* What you need to do
From the listing below, pull each line that includes "globe".

* Collected data
********

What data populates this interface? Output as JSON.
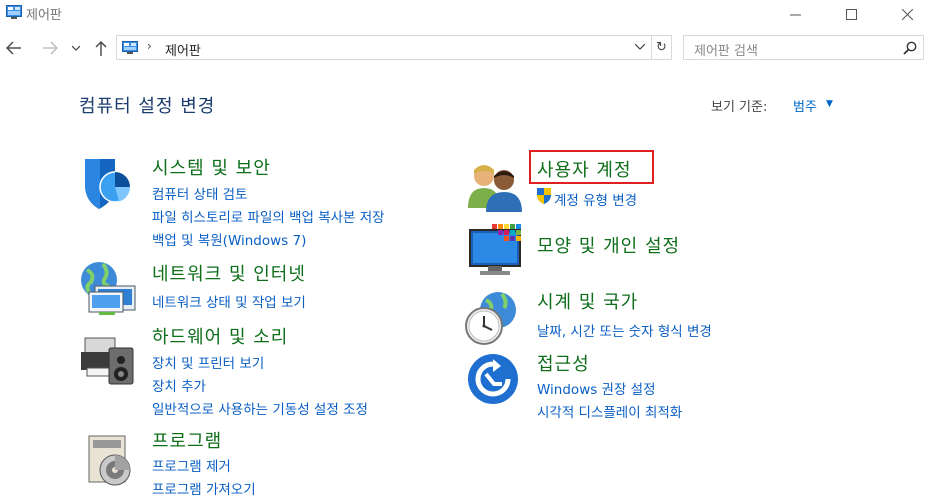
{
  "window": {
    "title": "제어판"
  },
  "nav": {
    "address_path": "제어판",
    "search_placeholder": "제어판 검색"
  },
  "header": {
    "page_title": "컴퓨터 설정 변경",
    "view_by_label": "보기 기준:",
    "view_by_value": "범주"
  },
  "left_column": [
    {
      "title": "시스템 및 보안",
      "icon": "security-shield-icon",
      "links": [
        "컴퓨터 상태 검토",
        "파일 히스토리로 파일의 백업 복사본 저장",
        "백업 및 복원(Windows 7)"
      ]
    },
    {
      "title": "네트워크 및 인터넷",
      "icon": "network-globe-icon",
      "links": [
        "네트워크 상태 및 작업 보기"
      ]
    },
    {
      "title": "하드웨어 및 소리",
      "icon": "printer-speaker-icon",
      "links": [
        "장치 및 프린터 보기",
        "장치 추가",
        "일반적으로 사용하는 기동성 설정 조정"
      ]
    },
    {
      "title": "프로그램",
      "icon": "program-disc-icon",
      "links": [
        "프로그램 제거",
        "프로그램 가져오기"
      ]
    }
  ],
  "right_column": [
    {
      "title": "사용자 계정",
      "icon": "users-icon",
      "links": [
        "계정 유형 변경"
      ],
      "highlighted": true
    },
    {
      "title": "모양 및 개인 설정",
      "icon": "appearance-monitor-icon",
      "links": []
    },
    {
      "title": "시계 및 국가",
      "icon": "clock-globe-icon",
      "links": [
        "날짜, 시간 또는 숫자 형식 변경"
      ]
    },
    {
      "title": "접근성",
      "icon": "accessibility-icon",
      "links": [
        "Windows 권장 설정",
        "시각적 디스플레이 최적화"
      ]
    }
  ],
  "colors": {
    "category_title": "#0e6e1a",
    "link": "#0b5fc4",
    "highlight_border": "#e02020"
  }
}
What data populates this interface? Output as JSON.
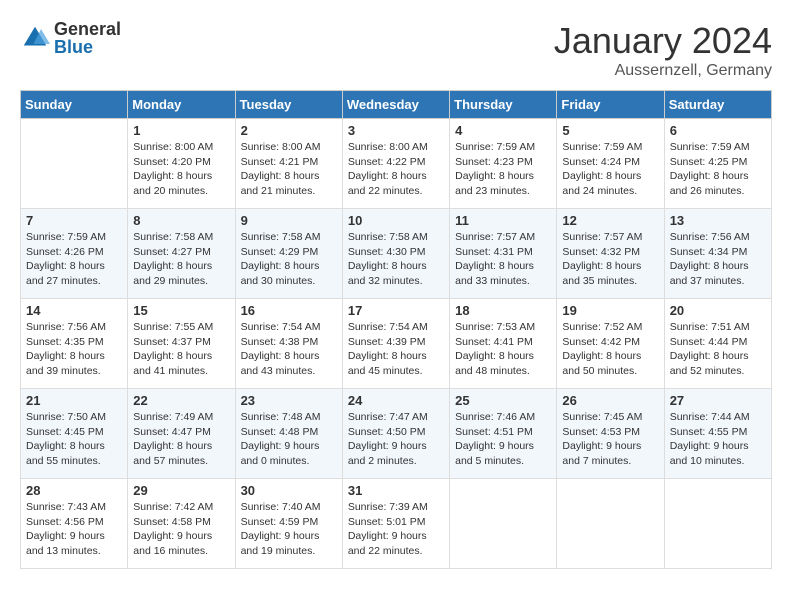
{
  "header": {
    "logo_general": "General",
    "logo_blue": "Blue",
    "month_title": "January 2024",
    "location": "Aussernzell, Germany"
  },
  "weekdays": [
    "Sunday",
    "Monday",
    "Tuesday",
    "Wednesday",
    "Thursday",
    "Friday",
    "Saturday"
  ],
  "weeks": [
    [
      {
        "day": "",
        "info": ""
      },
      {
        "day": "1",
        "info": "Sunrise: 8:00 AM\nSunset: 4:20 PM\nDaylight: 8 hours\nand 20 minutes."
      },
      {
        "day": "2",
        "info": "Sunrise: 8:00 AM\nSunset: 4:21 PM\nDaylight: 8 hours\nand 21 minutes."
      },
      {
        "day": "3",
        "info": "Sunrise: 8:00 AM\nSunset: 4:22 PM\nDaylight: 8 hours\nand 22 minutes."
      },
      {
        "day": "4",
        "info": "Sunrise: 7:59 AM\nSunset: 4:23 PM\nDaylight: 8 hours\nand 23 minutes."
      },
      {
        "day": "5",
        "info": "Sunrise: 7:59 AM\nSunset: 4:24 PM\nDaylight: 8 hours\nand 24 minutes."
      },
      {
        "day": "6",
        "info": "Sunrise: 7:59 AM\nSunset: 4:25 PM\nDaylight: 8 hours\nand 26 minutes."
      }
    ],
    [
      {
        "day": "7",
        "info": "Sunrise: 7:59 AM\nSunset: 4:26 PM\nDaylight: 8 hours\nand 27 minutes."
      },
      {
        "day": "8",
        "info": "Sunrise: 7:58 AM\nSunset: 4:27 PM\nDaylight: 8 hours\nand 29 minutes."
      },
      {
        "day": "9",
        "info": "Sunrise: 7:58 AM\nSunset: 4:29 PM\nDaylight: 8 hours\nand 30 minutes."
      },
      {
        "day": "10",
        "info": "Sunrise: 7:58 AM\nSunset: 4:30 PM\nDaylight: 8 hours\nand 32 minutes."
      },
      {
        "day": "11",
        "info": "Sunrise: 7:57 AM\nSunset: 4:31 PM\nDaylight: 8 hours\nand 33 minutes."
      },
      {
        "day": "12",
        "info": "Sunrise: 7:57 AM\nSunset: 4:32 PM\nDaylight: 8 hours\nand 35 minutes."
      },
      {
        "day": "13",
        "info": "Sunrise: 7:56 AM\nSunset: 4:34 PM\nDaylight: 8 hours\nand 37 minutes."
      }
    ],
    [
      {
        "day": "14",
        "info": "Sunrise: 7:56 AM\nSunset: 4:35 PM\nDaylight: 8 hours\nand 39 minutes."
      },
      {
        "day": "15",
        "info": "Sunrise: 7:55 AM\nSunset: 4:37 PM\nDaylight: 8 hours\nand 41 minutes."
      },
      {
        "day": "16",
        "info": "Sunrise: 7:54 AM\nSunset: 4:38 PM\nDaylight: 8 hours\nand 43 minutes."
      },
      {
        "day": "17",
        "info": "Sunrise: 7:54 AM\nSunset: 4:39 PM\nDaylight: 8 hours\nand 45 minutes."
      },
      {
        "day": "18",
        "info": "Sunrise: 7:53 AM\nSunset: 4:41 PM\nDaylight: 8 hours\nand 48 minutes."
      },
      {
        "day": "19",
        "info": "Sunrise: 7:52 AM\nSunset: 4:42 PM\nDaylight: 8 hours\nand 50 minutes."
      },
      {
        "day": "20",
        "info": "Sunrise: 7:51 AM\nSunset: 4:44 PM\nDaylight: 8 hours\nand 52 minutes."
      }
    ],
    [
      {
        "day": "21",
        "info": "Sunrise: 7:50 AM\nSunset: 4:45 PM\nDaylight: 8 hours\nand 55 minutes."
      },
      {
        "day": "22",
        "info": "Sunrise: 7:49 AM\nSunset: 4:47 PM\nDaylight: 8 hours\nand 57 minutes."
      },
      {
        "day": "23",
        "info": "Sunrise: 7:48 AM\nSunset: 4:48 PM\nDaylight: 9 hours\nand 0 minutes."
      },
      {
        "day": "24",
        "info": "Sunrise: 7:47 AM\nSunset: 4:50 PM\nDaylight: 9 hours\nand 2 minutes."
      },
      {
        "day": "25",
        "info": "Sunrise: 7:46 AM\nSunset: 4:51 PM\nDaylight: 9 hours\nand 5 minutes."
      },
      {
        "day": "26",
        "info": "Sunrise: 7:45 AM\nSunset: 4:53 PM\nDaylight: 9 hours\nand 7 minutes."
      },
      {
        "day": "27",
        "info": "Sunrise: 7:44 AM\nSunset: 4:55 PM\nDaylight: 9 hours\nand 10 minutes."
      }
    ],
    [
      {
        "day": "28",
        "info": "Sunrise: 7:43 AM\nSunset: 4:56 PM\nDaylight: 9 hours\nand 13 minutes."
      },
      {
        "day": "29",
        "info": "Sunrise: 7:42 AM\nSunset: 4:58 PM\nDaylight: 9 hours\nand 16 minutes."
      },
      {
        "day": "30",
        "info": "Sunrise: 7:40 AM\nSunset: 4:59 PM\nDaylight: 9 hours\nand 19 minutes."
      },
      {
        "day": "31",
        "info": "Sunrise: 7:39 AM\nSunset: 5:01 PM\nDaylight: 9 hours\nand 22 minutes."
      },
      {
        "day": "",
        "info": ""
      },
      {
        "day": "",
        "info": ""
      },
      {
        "day": "",
        "info": ""
      }
    ]
  ]
}
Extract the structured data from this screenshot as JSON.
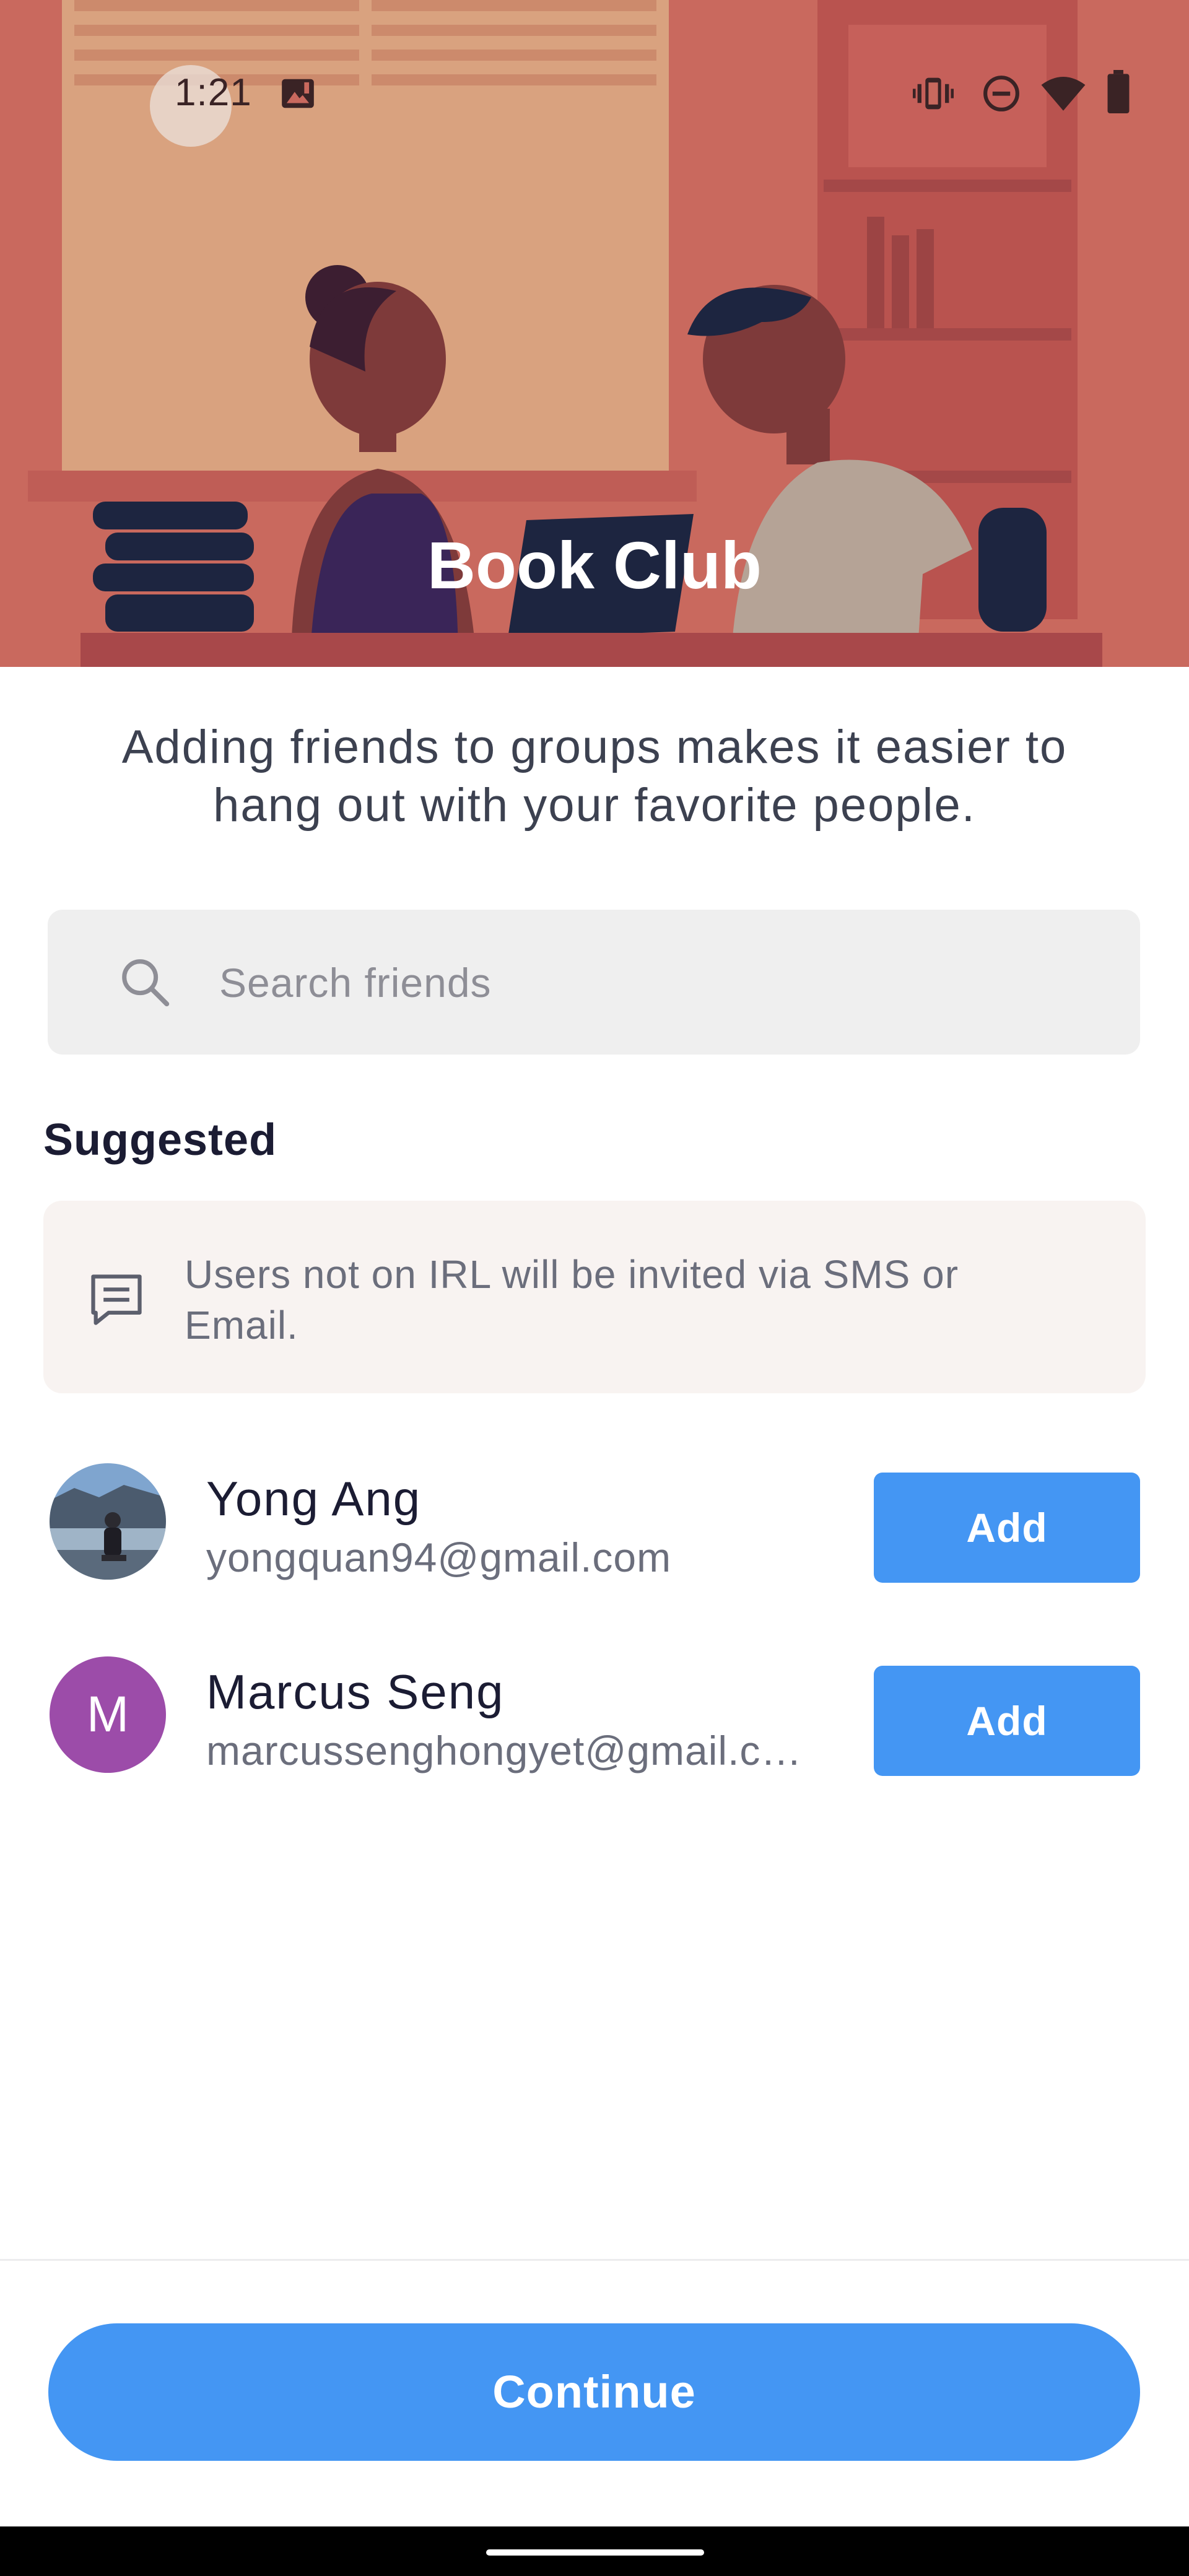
{
  "status_bar": {
    "time": "1:21",
    "icons": [
      "image-notification-icon",
      "vibrate-icon",
      "do-not-disturb-icon",
      "wifi-icon",
      "battery-icon"
    ]
  },
  "hero": {
    "title": "Book Club",
    "illustration": "two-people-reading-illustration",
    "background_color": "#c9695e"
  },
  "description": "Adding friends to groups makes it easier to hang out with your favorite people.",
  "search": {
    "placeholder": "Search friends",
    "value": "",
    "icon": "search-icon"
  },
  "suggested": {
    "heading": "Suggested",
    "info_note": {
      "icon": "message-icon",
      "text": "Users not on IRL will be invited via SMS or Email."
    },
    "contacts": [
      {
        "name": "Yong Ang",
        "email": "yongquan94@gmail.com",
        "avatar": "photo-avatar",
        "add_label": "Add"
      },
      {
        "name": "Marcus Seng",
        "email": "marcussenghongyet@gmail.c…",
        "avatar_letter": "M",
        "avatar_color": "#9c4ca9",
        "add_label": "Add"
      }
    ]
  },
  "footer": {
    "continue_label": "Continue"
  },
  "colors": {
    "accent": "#4496f3",
    "text_primary": "#1b1c33",
    "text_secondary": "#6b6e7c"
  }
}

********

* Final answer
      "icon": "network-globe-icon",
      "icon": "clock-globe-icon",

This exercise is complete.